GIVEN EXERCISE. Pull each line holding "Haittavaikutusten" out of the entries below.

RAW RECORDS.
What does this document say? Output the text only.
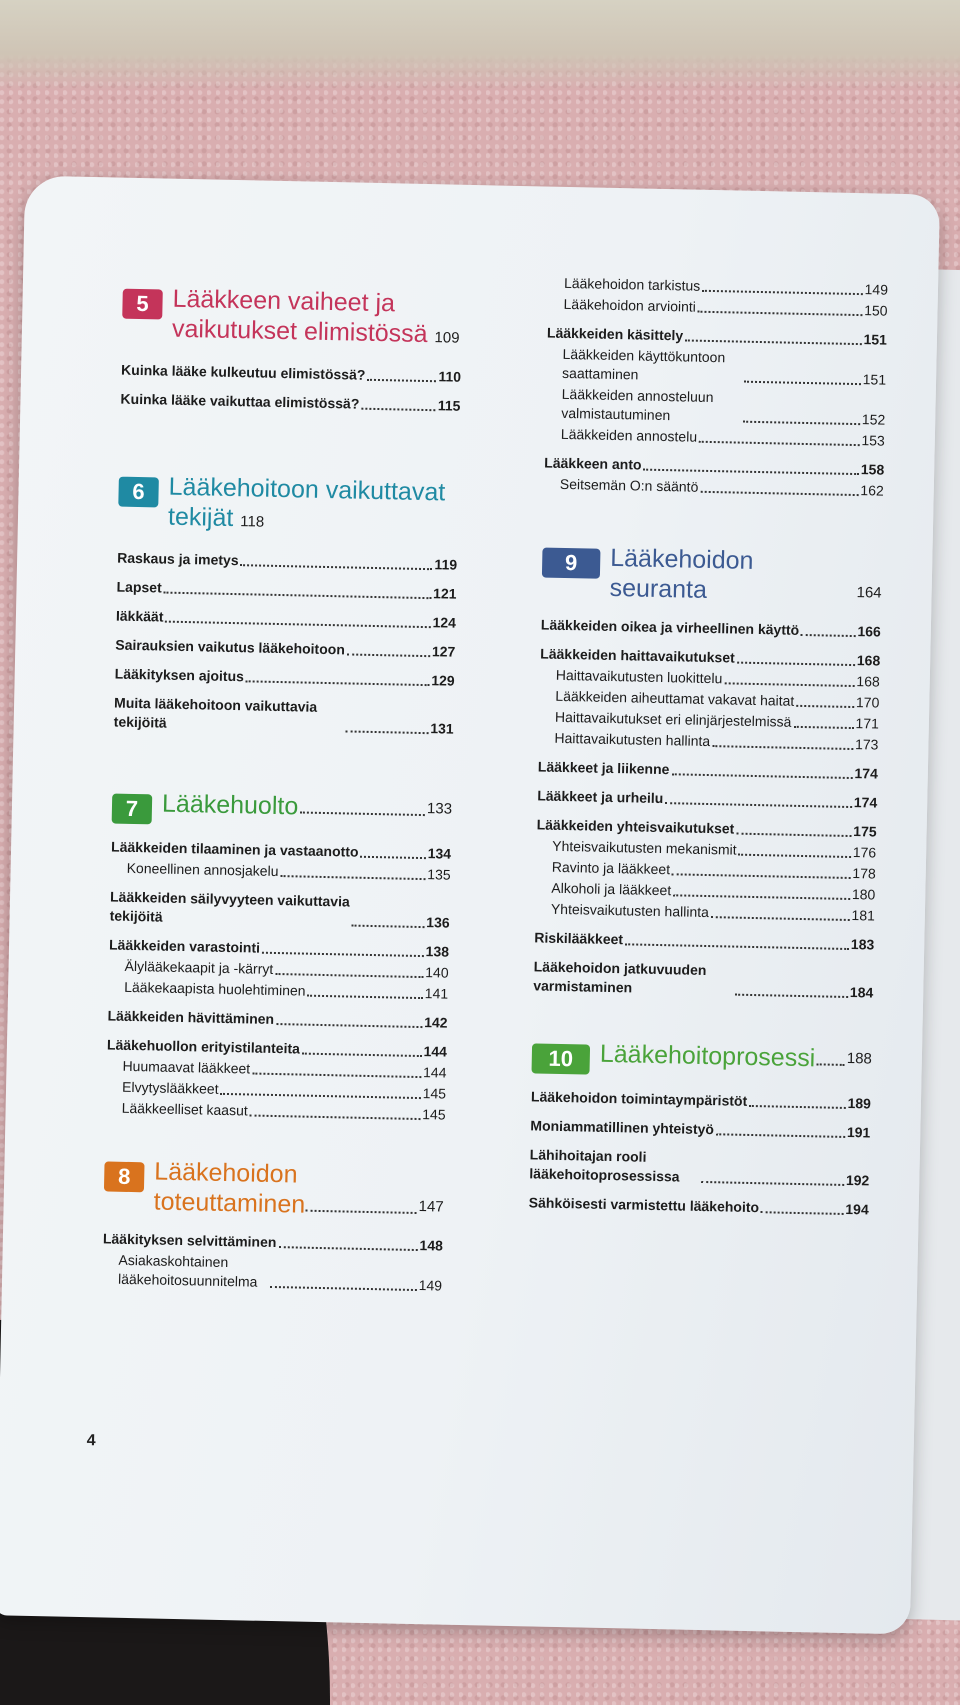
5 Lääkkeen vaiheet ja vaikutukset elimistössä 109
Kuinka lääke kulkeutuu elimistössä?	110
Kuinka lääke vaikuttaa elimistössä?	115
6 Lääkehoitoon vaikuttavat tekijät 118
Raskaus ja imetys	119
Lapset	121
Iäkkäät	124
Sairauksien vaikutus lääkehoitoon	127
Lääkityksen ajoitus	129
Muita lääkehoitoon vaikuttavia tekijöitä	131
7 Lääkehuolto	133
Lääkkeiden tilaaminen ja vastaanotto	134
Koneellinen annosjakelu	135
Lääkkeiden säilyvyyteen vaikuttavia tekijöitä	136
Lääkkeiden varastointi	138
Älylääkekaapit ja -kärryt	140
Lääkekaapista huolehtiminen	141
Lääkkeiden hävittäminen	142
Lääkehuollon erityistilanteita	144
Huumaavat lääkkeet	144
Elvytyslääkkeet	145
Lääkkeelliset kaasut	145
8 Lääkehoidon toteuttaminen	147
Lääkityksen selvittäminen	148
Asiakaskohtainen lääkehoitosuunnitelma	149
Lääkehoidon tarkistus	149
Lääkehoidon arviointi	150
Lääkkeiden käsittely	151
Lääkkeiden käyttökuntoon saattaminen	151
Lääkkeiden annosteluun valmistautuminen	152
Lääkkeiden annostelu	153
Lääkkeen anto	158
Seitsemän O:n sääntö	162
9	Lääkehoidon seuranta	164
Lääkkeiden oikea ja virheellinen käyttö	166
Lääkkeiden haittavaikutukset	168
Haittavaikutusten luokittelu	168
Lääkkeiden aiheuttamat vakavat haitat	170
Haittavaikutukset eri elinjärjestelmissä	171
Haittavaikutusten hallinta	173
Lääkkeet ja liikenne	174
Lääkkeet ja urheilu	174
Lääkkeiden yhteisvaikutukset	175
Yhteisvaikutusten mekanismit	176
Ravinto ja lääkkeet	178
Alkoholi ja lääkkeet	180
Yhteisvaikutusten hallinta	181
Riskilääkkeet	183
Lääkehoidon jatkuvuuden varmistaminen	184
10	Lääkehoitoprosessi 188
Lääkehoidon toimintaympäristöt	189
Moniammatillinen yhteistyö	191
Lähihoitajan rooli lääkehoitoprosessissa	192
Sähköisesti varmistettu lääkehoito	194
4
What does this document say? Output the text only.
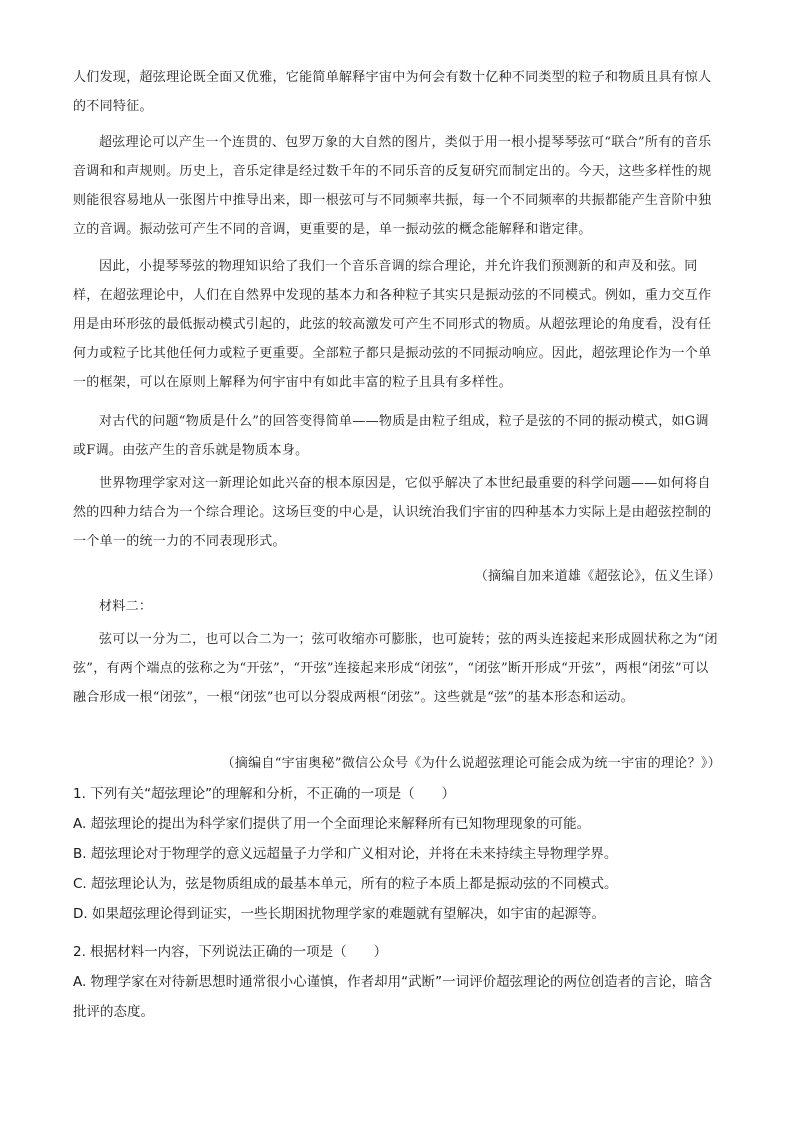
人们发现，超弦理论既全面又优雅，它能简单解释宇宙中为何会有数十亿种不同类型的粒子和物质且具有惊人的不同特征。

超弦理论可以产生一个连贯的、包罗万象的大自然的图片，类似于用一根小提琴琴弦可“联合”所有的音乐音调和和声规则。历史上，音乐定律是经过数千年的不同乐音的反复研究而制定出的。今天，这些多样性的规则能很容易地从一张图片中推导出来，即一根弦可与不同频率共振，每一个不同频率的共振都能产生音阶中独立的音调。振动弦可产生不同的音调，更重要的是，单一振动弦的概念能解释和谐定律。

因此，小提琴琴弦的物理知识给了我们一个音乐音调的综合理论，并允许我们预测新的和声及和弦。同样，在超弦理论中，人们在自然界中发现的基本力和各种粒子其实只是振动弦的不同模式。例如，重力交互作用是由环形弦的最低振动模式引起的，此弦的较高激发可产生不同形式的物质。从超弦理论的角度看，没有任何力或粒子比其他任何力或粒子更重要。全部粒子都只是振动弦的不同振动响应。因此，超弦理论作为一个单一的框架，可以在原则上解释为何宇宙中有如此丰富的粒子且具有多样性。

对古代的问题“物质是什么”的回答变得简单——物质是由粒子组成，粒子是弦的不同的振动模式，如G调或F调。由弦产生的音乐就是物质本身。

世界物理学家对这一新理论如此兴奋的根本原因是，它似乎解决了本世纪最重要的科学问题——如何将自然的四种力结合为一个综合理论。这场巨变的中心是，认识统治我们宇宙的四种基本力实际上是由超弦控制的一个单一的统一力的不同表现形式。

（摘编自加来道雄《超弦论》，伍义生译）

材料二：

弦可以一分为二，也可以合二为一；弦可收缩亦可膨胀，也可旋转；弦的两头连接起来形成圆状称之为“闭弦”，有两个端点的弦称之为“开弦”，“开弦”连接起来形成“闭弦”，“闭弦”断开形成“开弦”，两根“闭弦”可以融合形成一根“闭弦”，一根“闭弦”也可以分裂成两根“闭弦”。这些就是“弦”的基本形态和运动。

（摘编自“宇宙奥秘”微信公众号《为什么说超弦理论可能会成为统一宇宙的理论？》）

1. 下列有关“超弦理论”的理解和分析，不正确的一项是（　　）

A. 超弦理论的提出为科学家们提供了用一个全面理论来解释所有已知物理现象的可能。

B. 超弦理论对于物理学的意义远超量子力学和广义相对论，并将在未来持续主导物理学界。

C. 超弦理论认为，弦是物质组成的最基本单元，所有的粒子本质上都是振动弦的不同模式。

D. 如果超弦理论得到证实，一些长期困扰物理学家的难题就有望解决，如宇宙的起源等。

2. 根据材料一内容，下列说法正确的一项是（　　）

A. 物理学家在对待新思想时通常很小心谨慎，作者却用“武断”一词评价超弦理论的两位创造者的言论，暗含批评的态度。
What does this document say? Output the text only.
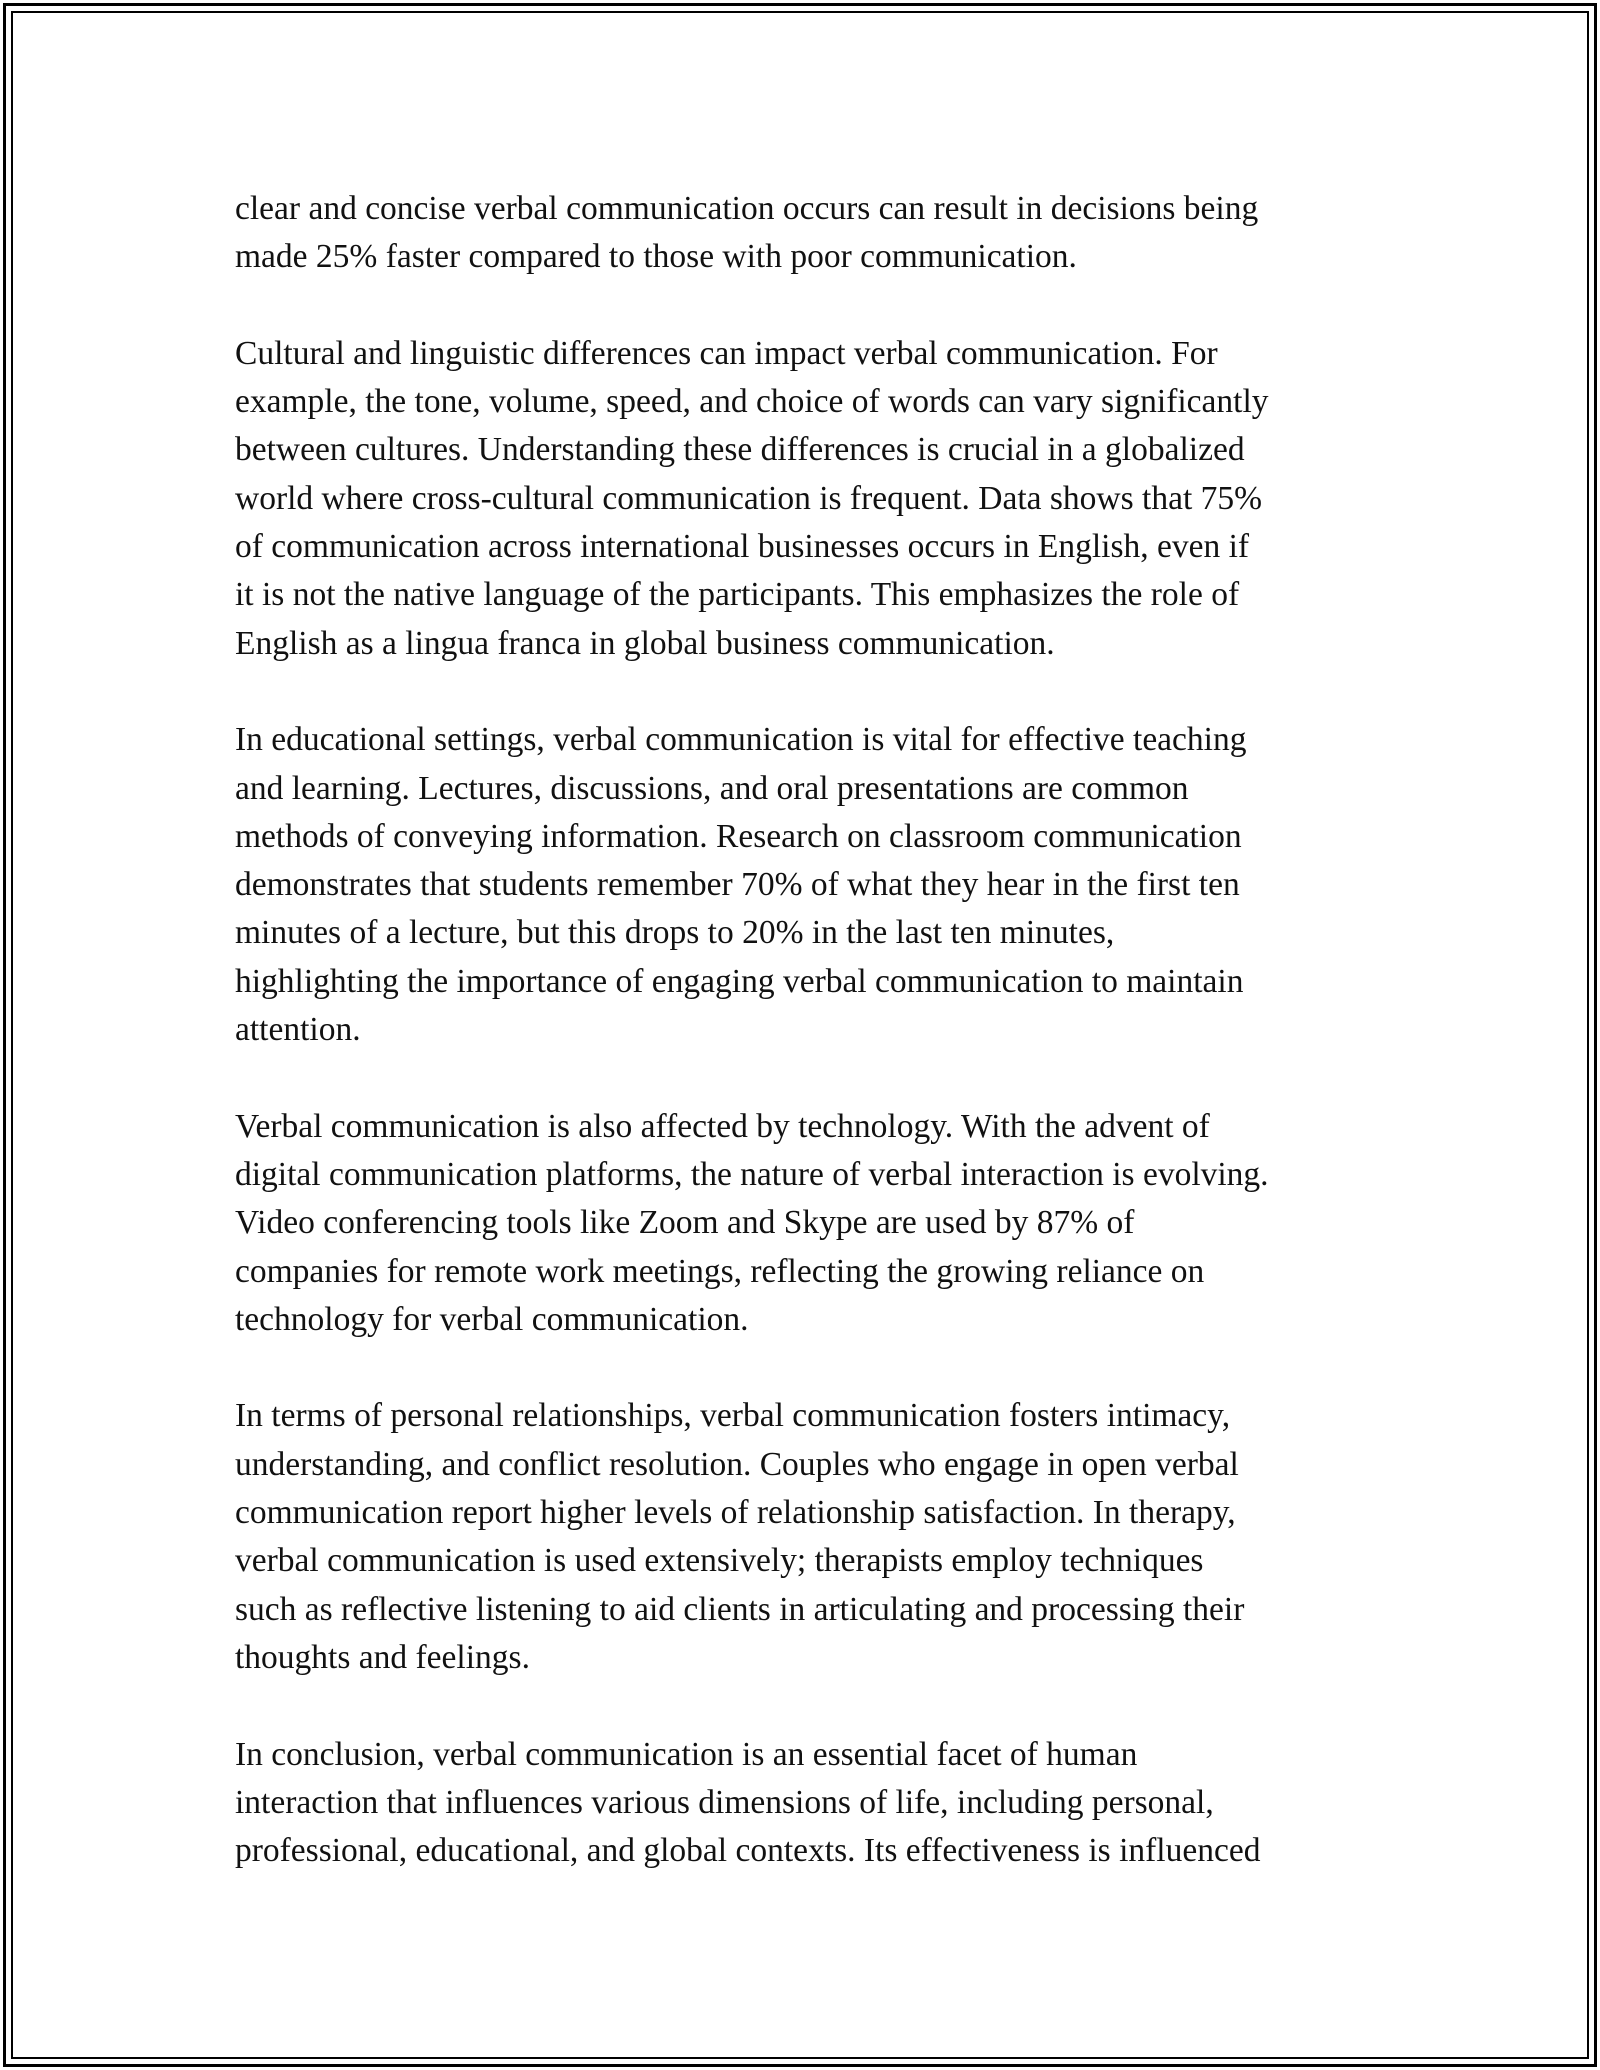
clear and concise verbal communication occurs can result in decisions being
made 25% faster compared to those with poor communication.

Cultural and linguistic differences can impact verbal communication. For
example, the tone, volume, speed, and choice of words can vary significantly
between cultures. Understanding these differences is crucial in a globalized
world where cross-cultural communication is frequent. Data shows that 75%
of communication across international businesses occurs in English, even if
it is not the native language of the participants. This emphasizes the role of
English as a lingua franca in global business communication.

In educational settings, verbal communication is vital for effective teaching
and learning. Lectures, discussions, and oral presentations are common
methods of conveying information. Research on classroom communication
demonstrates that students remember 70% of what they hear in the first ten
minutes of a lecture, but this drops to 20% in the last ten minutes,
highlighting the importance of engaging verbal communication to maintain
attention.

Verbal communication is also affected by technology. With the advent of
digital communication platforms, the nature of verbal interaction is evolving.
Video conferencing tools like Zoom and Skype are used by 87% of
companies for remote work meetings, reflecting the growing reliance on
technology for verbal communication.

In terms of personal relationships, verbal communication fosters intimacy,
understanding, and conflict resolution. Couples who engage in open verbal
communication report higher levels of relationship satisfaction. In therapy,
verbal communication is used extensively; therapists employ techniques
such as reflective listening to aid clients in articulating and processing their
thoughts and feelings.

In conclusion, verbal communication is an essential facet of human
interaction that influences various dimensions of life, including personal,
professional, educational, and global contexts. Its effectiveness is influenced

COMPLETED TASK.
Haittavaikutusten luokittelu	168
Haittavaikutusten hallinta	173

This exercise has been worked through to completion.